Entries with figure data ::
<<<<

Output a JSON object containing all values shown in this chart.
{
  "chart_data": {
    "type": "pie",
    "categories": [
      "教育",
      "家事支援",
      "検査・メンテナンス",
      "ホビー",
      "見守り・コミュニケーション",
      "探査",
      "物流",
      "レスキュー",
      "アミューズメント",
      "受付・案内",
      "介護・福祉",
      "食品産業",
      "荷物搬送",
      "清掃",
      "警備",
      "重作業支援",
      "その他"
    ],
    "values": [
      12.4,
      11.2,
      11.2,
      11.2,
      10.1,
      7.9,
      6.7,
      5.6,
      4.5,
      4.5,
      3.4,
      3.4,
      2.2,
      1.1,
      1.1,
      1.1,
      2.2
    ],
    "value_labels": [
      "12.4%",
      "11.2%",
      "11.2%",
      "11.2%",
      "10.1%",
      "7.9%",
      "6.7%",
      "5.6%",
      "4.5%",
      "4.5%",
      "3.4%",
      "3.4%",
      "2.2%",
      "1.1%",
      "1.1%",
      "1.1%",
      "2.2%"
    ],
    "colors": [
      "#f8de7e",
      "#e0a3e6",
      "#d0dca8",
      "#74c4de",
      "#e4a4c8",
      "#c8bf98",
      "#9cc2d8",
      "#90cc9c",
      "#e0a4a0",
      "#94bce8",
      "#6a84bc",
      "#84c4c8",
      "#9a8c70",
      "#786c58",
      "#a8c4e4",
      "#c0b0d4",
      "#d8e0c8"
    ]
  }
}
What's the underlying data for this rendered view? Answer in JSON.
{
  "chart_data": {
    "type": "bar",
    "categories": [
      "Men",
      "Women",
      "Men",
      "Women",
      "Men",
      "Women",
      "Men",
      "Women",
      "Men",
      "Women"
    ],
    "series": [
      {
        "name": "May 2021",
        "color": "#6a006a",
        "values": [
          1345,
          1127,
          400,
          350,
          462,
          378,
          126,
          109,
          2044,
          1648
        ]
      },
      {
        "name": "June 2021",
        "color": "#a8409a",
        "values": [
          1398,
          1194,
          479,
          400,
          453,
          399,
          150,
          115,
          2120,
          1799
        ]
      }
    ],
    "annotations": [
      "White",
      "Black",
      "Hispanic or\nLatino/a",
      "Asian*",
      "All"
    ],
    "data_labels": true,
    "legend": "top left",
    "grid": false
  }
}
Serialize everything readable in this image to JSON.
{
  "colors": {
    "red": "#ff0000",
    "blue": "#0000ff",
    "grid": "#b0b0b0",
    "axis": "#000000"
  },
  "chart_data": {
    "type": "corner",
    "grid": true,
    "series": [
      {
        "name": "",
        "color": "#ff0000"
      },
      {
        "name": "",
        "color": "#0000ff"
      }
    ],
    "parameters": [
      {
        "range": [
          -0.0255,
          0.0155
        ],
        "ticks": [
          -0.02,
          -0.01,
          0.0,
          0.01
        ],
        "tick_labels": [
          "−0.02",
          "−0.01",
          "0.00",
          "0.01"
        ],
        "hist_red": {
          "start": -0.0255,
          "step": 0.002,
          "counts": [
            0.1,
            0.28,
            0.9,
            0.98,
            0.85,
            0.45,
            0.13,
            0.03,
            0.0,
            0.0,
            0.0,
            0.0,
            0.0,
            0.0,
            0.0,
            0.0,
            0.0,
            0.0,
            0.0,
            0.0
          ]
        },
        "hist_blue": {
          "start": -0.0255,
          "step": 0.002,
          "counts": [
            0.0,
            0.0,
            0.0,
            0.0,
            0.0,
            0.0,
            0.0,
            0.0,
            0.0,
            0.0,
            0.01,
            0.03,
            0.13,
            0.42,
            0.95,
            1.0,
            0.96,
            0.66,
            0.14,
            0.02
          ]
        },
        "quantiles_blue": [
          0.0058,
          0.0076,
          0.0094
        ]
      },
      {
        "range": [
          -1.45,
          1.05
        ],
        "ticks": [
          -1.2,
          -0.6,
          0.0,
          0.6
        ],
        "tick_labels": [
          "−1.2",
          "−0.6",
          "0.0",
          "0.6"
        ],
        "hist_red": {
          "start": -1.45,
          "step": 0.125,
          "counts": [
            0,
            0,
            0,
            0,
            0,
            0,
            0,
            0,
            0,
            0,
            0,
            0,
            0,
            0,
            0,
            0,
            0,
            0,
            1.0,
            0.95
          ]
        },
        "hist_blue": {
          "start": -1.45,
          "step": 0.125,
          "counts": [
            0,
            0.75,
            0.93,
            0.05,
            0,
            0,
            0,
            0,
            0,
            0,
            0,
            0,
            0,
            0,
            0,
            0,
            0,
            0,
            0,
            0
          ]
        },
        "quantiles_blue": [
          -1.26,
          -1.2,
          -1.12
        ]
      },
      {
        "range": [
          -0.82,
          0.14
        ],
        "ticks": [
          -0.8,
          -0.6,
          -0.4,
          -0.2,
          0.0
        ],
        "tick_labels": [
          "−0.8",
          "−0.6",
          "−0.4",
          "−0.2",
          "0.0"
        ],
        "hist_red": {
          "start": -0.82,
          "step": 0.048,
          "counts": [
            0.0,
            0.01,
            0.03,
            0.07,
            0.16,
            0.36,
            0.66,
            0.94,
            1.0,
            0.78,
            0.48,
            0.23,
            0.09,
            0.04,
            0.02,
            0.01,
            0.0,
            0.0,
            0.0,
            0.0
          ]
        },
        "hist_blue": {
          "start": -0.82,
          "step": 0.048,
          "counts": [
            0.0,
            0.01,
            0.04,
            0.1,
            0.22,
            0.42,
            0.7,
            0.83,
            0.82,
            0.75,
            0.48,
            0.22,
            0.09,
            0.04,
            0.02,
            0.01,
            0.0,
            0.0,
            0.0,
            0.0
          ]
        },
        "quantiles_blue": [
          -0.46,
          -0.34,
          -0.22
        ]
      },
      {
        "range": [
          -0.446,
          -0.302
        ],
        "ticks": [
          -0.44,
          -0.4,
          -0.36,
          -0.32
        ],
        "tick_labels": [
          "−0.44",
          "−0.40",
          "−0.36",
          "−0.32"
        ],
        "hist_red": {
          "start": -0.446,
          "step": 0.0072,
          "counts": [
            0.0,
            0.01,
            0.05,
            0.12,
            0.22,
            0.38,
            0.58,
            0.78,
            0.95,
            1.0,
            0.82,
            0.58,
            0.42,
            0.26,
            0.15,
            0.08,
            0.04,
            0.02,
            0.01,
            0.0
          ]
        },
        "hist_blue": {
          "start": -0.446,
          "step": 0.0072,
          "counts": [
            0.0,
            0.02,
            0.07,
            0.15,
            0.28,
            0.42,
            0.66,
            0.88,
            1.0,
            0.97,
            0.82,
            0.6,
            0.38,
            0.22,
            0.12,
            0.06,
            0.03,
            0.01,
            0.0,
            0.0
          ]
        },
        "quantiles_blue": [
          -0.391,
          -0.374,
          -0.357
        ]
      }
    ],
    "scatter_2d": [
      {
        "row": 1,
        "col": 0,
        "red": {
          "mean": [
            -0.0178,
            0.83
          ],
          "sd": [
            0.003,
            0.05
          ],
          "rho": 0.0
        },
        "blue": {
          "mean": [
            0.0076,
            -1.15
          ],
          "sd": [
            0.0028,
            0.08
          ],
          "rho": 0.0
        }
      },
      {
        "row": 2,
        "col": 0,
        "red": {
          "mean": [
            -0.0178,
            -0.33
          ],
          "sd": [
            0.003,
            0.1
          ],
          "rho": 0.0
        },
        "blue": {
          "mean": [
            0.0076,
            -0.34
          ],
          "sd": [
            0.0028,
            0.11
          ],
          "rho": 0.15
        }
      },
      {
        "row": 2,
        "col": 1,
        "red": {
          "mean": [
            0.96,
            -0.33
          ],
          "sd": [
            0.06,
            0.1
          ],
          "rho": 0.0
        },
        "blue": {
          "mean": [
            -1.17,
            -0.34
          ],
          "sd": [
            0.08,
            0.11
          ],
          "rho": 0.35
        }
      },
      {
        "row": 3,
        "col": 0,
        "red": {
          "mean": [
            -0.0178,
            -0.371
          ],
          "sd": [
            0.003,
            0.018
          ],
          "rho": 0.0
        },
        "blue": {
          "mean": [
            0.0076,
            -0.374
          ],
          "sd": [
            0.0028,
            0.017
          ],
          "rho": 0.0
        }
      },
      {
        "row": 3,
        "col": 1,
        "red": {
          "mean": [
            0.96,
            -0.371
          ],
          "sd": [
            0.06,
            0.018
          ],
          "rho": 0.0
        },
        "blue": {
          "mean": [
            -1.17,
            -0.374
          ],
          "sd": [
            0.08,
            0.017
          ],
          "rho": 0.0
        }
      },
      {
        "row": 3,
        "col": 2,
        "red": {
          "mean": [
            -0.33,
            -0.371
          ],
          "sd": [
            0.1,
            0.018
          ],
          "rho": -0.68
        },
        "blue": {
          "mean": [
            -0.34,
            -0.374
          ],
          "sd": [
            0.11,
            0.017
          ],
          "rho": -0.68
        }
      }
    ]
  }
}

>>>>

Task description :: Copy each line holding the word "name" from the listing above.

Solution to this exercise ::
        "name": "May 2021",
        "name": "June 2021",
        "name": "",
        "name": "",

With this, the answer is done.